[Start Data shown]

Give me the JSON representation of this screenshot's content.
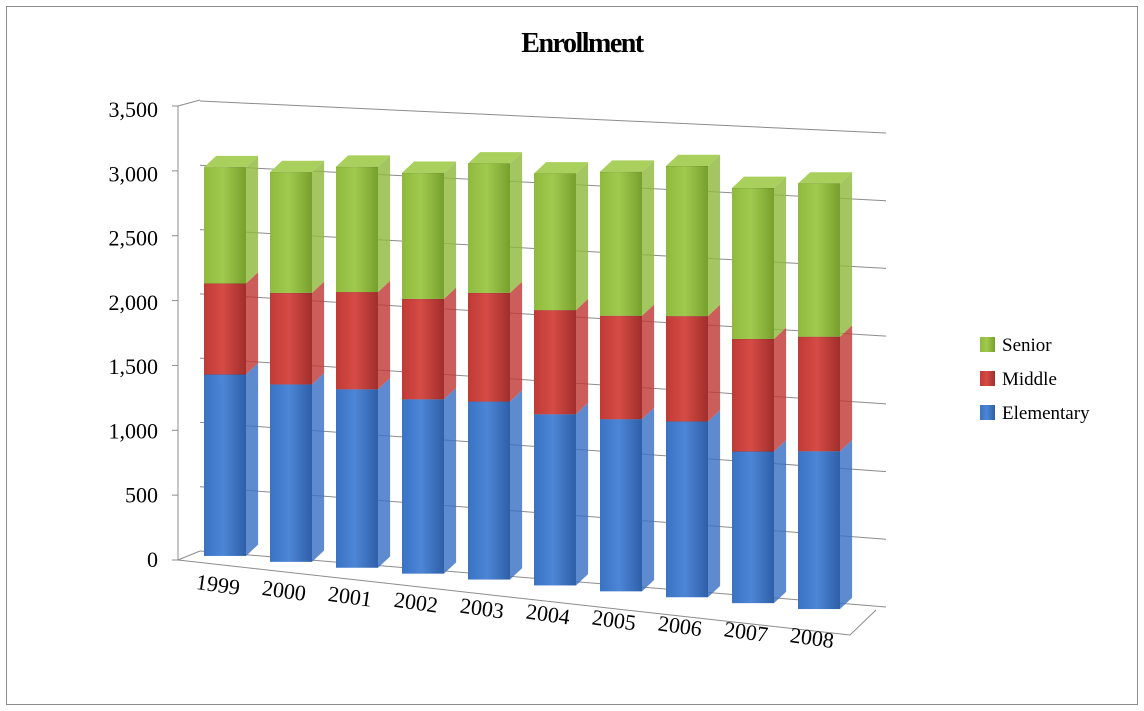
{
  "chart_data": {
    "type": "bar",
    "stacked": true,
    "three_d": true,
    "title": "Enrollment",
    "xlabel": "",
    "ylabel": "",
    "categories": [
      "1999",
      "2000",
      "2001",
      "2002",
      "2003",
      "2004",
      "2005",
      "2006",
      "2007",
      "2008"
    ],
    "ylim": [
      0,
      3500
    ],
    "yticks": [
      0,
      500,
      1000,
      1500,
      2000,
      2500,
      3000,
      3500
    ],
    "ytick_labels": [
      "0",
      "500",
      "1,000",
      "1,500",
      "2,000",
      "2,500",
      "3,000",
      "3,500"
    ],
    "grid": true,
    "legend_position": "right",
    "series": [
      {
        "name": "Elementary",
        "color": "#3a72c4",
        "values": [
          1420,
          1380,
          1380,
          1340,
          1360,
          1300,
          1300,
          1320,
          1130,
          1170
        ]
      },
      {
        "name": "Middle",
        "color": "#c03a36",
        "values": [
          720,
          720,
          760,
          780,
          840,
          800,
          790,
          800,
          850,
          860
        ]
      },
      {
        "name": "Senior",
        "color": "#8fba3e",
        "values": [
          920,
          950,
          980,
          980,
          1000,
          1050,
          1100,
          1140,
          1140,
          1150
        ]
      }
    ],
    "legend_order": [
      "Senior",
      "Middle",
      "Elementary"
    ]
  }
}
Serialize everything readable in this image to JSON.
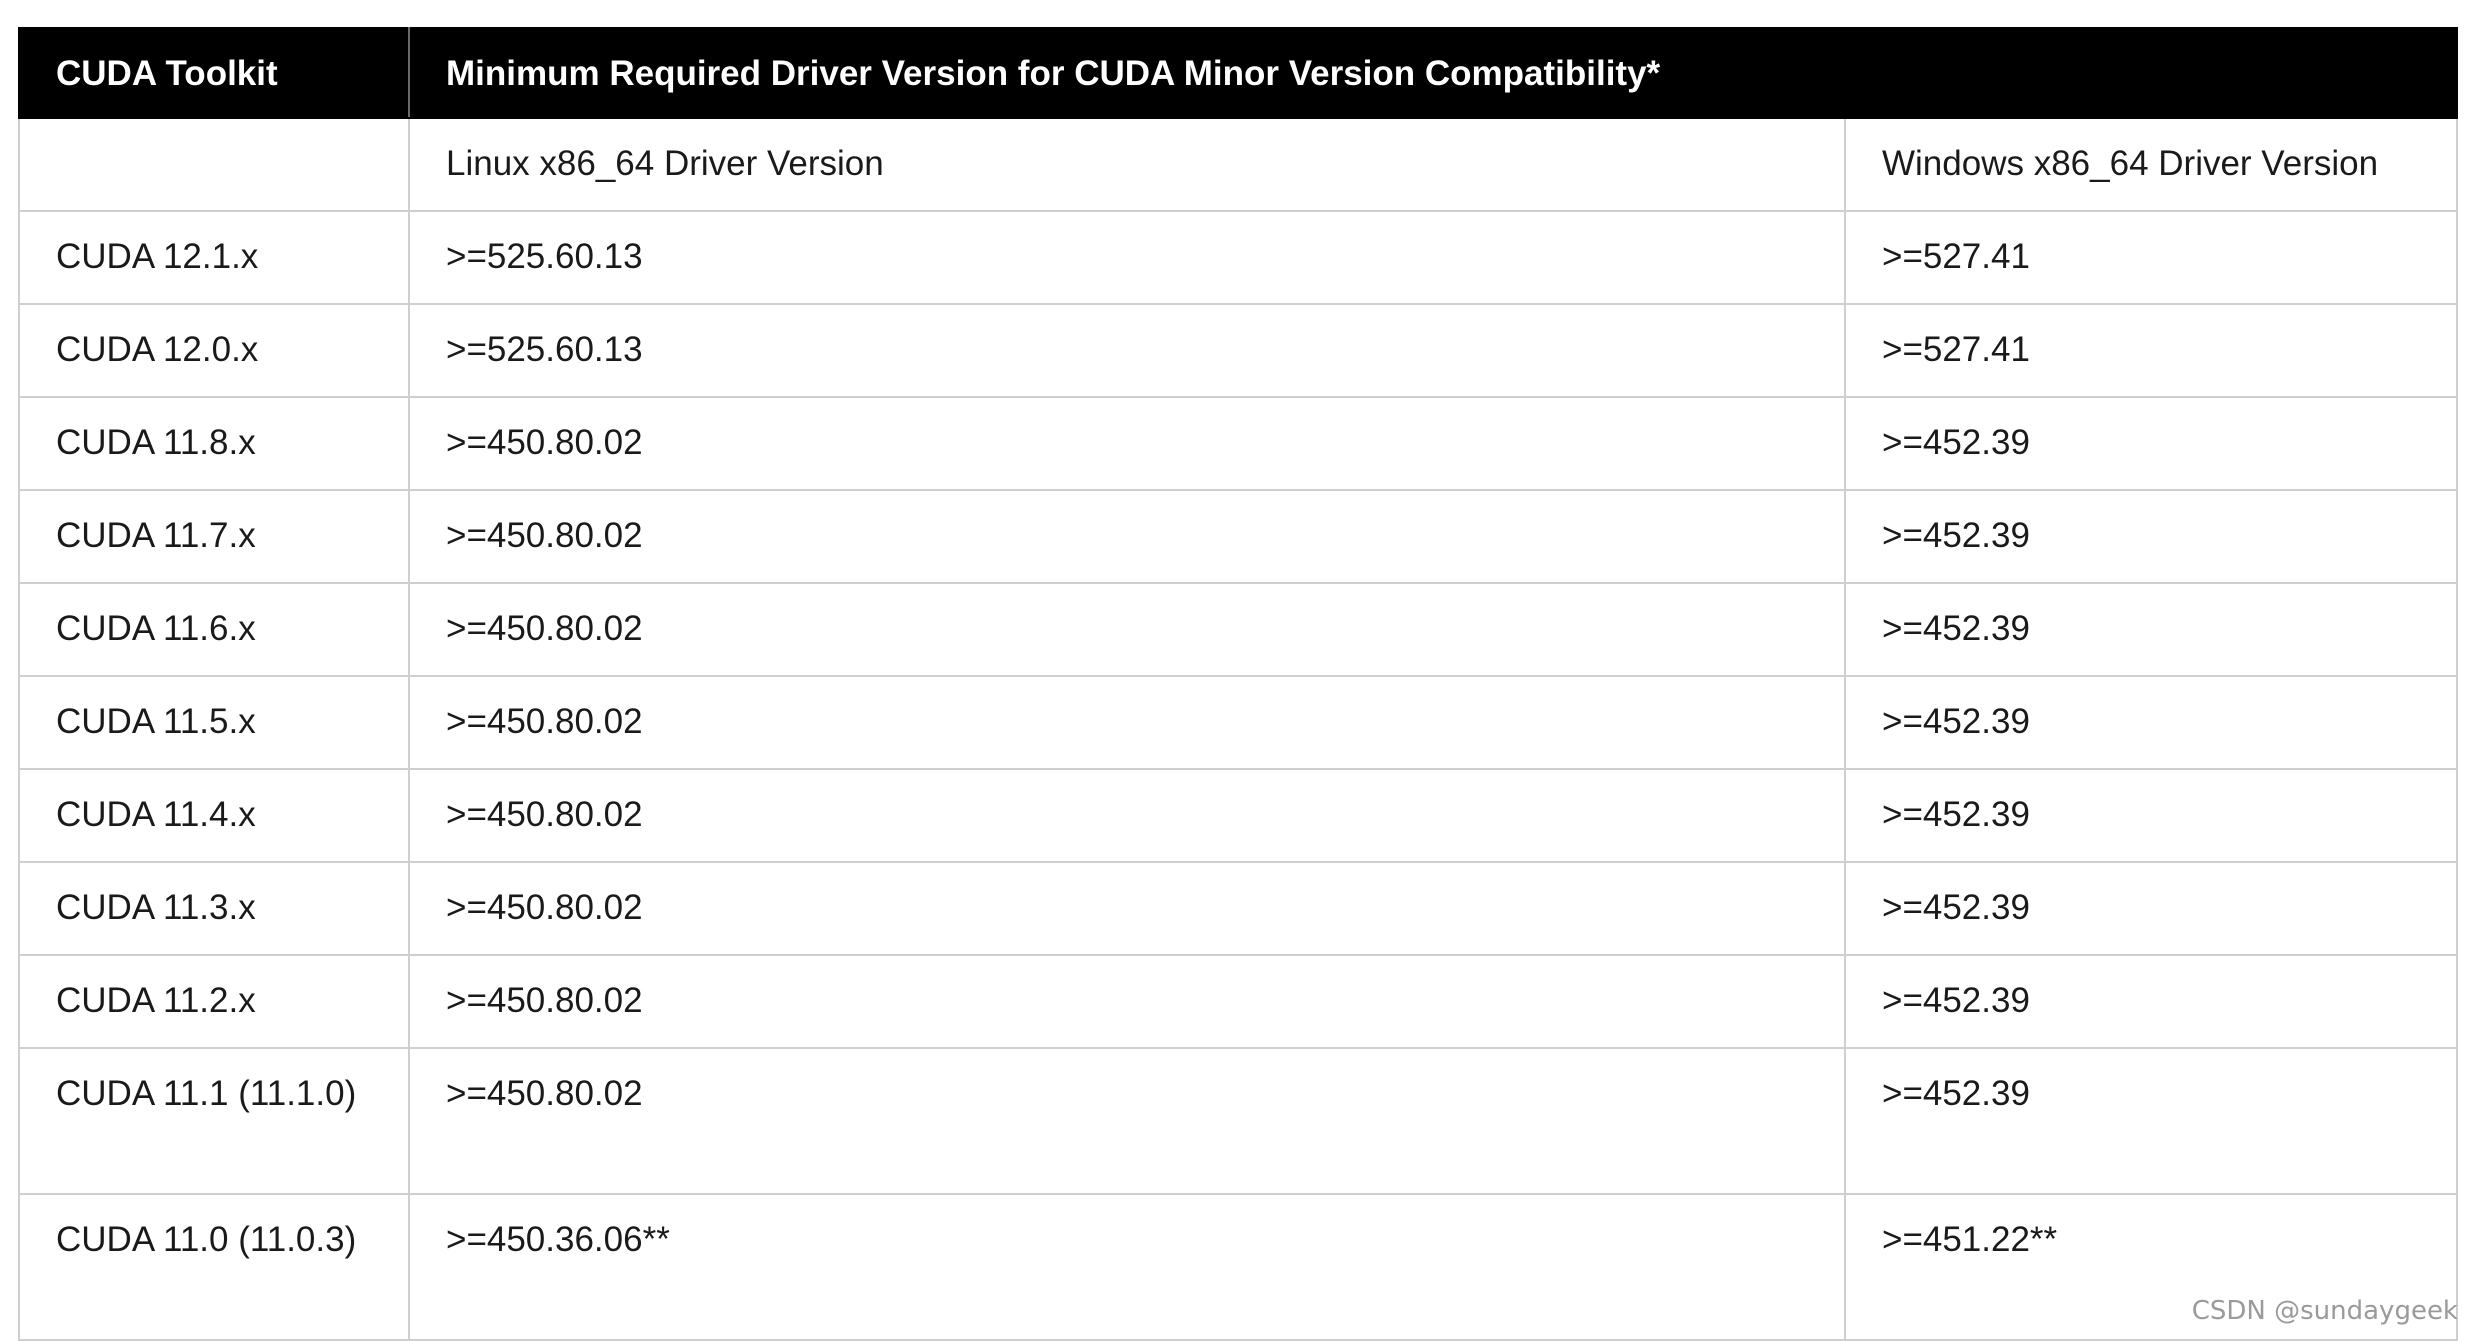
{
  "table": {
    "headers": [
      "CUDA Toolkit",
      "Minimum Required Driver Version for CUDA Minor Version Compatibility*"
    ],
    "subheaders": [
      "",
      "Linux x86_64 Driver Version",
      "Windows x86_64 Driver Version"
    ],
    "rows": [
      [
        "CUDA 12.1.x",
        ">=525.60.13",
        ">=527.41"
      ],
      [
        "CUDA 12.0.x",
        ">=525.60.13",
        ">=527.41"
      ],
      [
        "CUDA 11.8.x",
        ">=450.80.02",
        ">=452.39"
      ],
      [
        "CUDA 11.7.x",
        ">=450.80.02",
        ">=452.39"
      ],
      [
        "CUDA 11.6.x",
        ">=450.80.02",
        ">=452.39"
      ],
      [
        "CUDA 11.5.x",
        ">=450.80.02",
        ">=452.39"
      ],
      [
        "CUDA 11.4.x",
        ">=450.80.02",
        ">=452.39"
      ],
      [
        "CUDA 11.3.x",
        ">=450.80.02",
        ">=452.39"
      ],
      [
        "CUDA 11.2.x",
        ">=450.80.02",
        ">=452.39"
      ],
      [
        "CUDA 11.1 (11.1.0)",
        ">=450.80.02",
        ">=452.39"
      ],
      [
        "CUDA 11.0 (11.0.3)",
        ">=450.36.06**",
        ">=451.22**"
      ]
    ]
  },
  "watermark": "CSDN @sundaygeek"
}
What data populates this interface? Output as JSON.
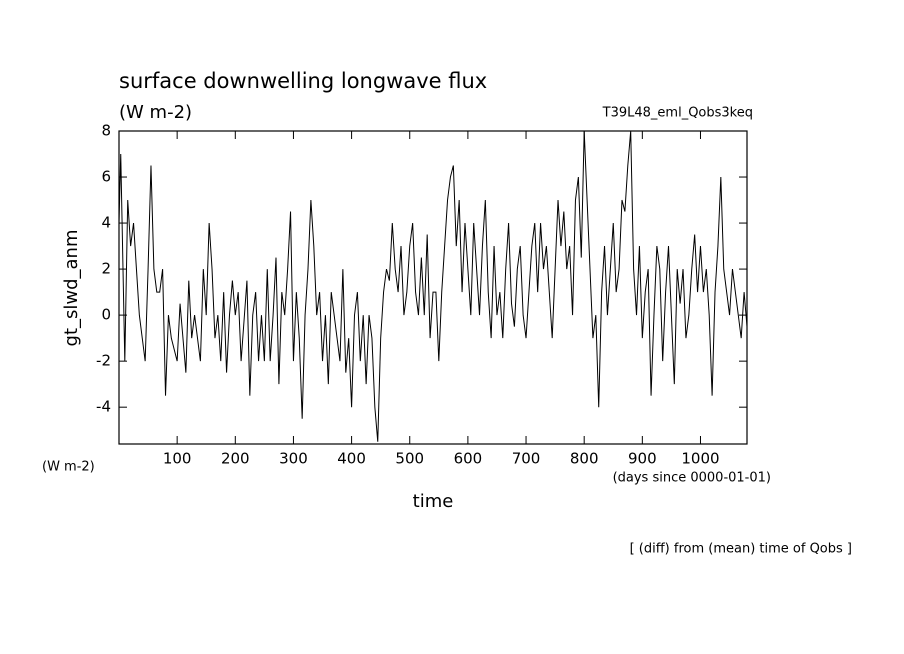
{
  "chart_data": {
    "type": "line",
    "title": "surface downwelling longwave flux",
    "subtitle": "(W m-2)",
    "run_label": "T39L48_eml_Qobs3keq",
    "y_label": "gt_slwd_anm",
    "y_unit_label": "(W m-2)",
    "x_unit_label": "(days since 0000-01-01)",
    "x_label": "time",
    "note": "[ (diff) from (mean) time of Qobs ]",
    "color": "#000000",
    "xlim": [
      0,
      1080
    ],
    "ylim": [
      -5.6,
      8
    ],
    "xticks": [
      100,
      200,
      300,
      400,
      500,
      600,
      700,
      800,
      900,
      1000
    ],
    "yticks": [
      -4,
      -2,
      0,
      2,
      4,
      6,
      8
    ],
    "x": [
      0,
      3,
      10,
      15,
      20,
      25,
      30,
      35,
      40,
      45,
      50,
      55,
      60,
      65,
      70,
      75,
      80,
      85,
      90,
      100,
      105,
      110,
      115,
      120,
      125,
      130,
      140,
      145,
      150,
      155,
      160,
      165,
      170,
      175,
      180,
      185,
      190,
      195,
      200,
      205,
      210,
      220,
      225,
      230,
      235,
      240,
      245,
      250,
      255,
      260,
      265,
      270,
      275,
      280,
      285,
      290,
      295,
      300,
      305,
      310,
      315,
      320,
      325,
      330,
      335,
      340,
      345,
      350,
      355,
      360,
      365,
      370,
      375,
      380,
      385,
      390,
      395,
      400,
      405,
      410,
      415,
      420,
      425,
      430,
      435,
      440,
      445,
      450,
      455,
      460,
      465,
      470,
      475,
      480,
      485,
      490,
      495,
      500,
      505,
      510,
      515,
      520,
      525,
      530,
      535,
      540,
      545,
      550,
      555,
      560,
      565,
      570,
      575,
      580,
      585,
      590,
      595,
      600,
      605,
      610,
      615,
      620,
      625,
      630,
      635,
      640,
      645,
      650,
      655,
      660,
      665,
      670,
      675,
      680,
      685,
      690,
      695,
      700,
      705,
      710,
      715,
      720,
      725,
      730,
      735,
      740,
      745,
      750,
      755,
      760,
      765,
      770,
      775,
      780,
      785,
      790,
      795,
      800,
      805,
      810,
      815,
      820,
      825,
      830,
      835,
      840,
      845,
      850,
      855,
      860,
      865,
      870,
      875,
      880,
      885,
      890,
      895,
      900,
      905,
      910,
      915,
      920,
      925,
      930,
      935,
      940,
      945,
      950,
      955,
      960,
      965,
      970,
      975,
      980,
      985,
      990,
      995,
      1000,
      1005,
      1010,
      1015,
      1020,
      1025,
      1030,
      1035,
      1040,
      1045,
      1050,
      1055,
      1060,
      1065,
      1070,
      1075,
      1080
    ],
    "values": [
      4,
      7,
      -2,
      5,
      3,
      4,
      2,
      0,
      -1,
      -2,
      2,
      6.5,
      2,
      1,
      1,
      2,
      -3.5,
      0,
      -1,
      -2,
      0.5,
      -1,
      -2.5,
      1.5,
      -1,
      0,
      -2,
      2,
      0,
      4,
      2,
      -1,
      0,
      -2,
      1,
      -2.5,
      0,
      1.5,
      0,
      1,
      -2,
      1.5,
      -3.5,
      0,
      1,
      -2,
      0,
      -2,
      2,
      -2,
      0,
      2.5,
      -3,
      1,
      0,
      2,
      4.5,
      -2,
      1,
      -1,
      -4.5,
      0,
      2,
      5,
      3,
      0,
      1,
      -2,
      0,
      -3,
      1,
      0,
      -1,
      -2,
      2,
      -2.5,
      -1,
      -4,
      0,
      1,
      -2,
      0,
      -3,
      0,
      -1,
      -4,
      -5.5,
      -1,
      1,
      2,
      1.5,
      4,
      2,
      1,
      3,
      0,
      1,
      3,
      4,
      1,
      0,
      2.5,
      0,
      3.5,
      -1,
      1,
      1,
      -2,
      1,
      3,
      5,
      6,
      6.5,
      3,
      5,
      1,
      4,
      2,
      0,
      4,
      2,
      0,
      3,
      5,
      1,
      -1,
      3,
      0,
      1,
      -1,
      2,
      4,
      0.5,
      -0.5,
      2,
      3,
      0,
      -1,
      1,
      3,
      4,
      1,
      4,
      2,
      3,
      1,
      -1,
      2,
      5,
      3,
      4.5,
      2,
      3,
      0,
      5,
      6,
      2.5,
      8,
      5,
      2,
      -1,
      0,
      -4,
      1,
      3,
      0,
      2,
      4,
      1,
      2,
      5,
      4.5,
      6.5,
      8,
      2,
      0,
      3,
      -1,
      1,
      2,
      -3.5,
      0,
      3,
      2,
      -2,
      1,
      3,
      0,
      -3,
      2,
      0.5,
      2,
      -1,
      0,
      2,
      3.5,
      1,
      3,
      1,
      2,
      0,
      -3.5,
      1,
      3,
      6,
      2,
      1,
      0,
      2,
      1,
      0,
      -1,
      1,
      -0.5
    ]
  }
}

[End Data shown]

▶ Exercise aim: Extract every line that has the string "Driver" in it.

▶ Result of the task:
      "Minimum Required Driver Version for CUDA Minor Version Compatibility*"
      "Linux x86_64 Driver Version",
      "Windows x86_64 Driver Version"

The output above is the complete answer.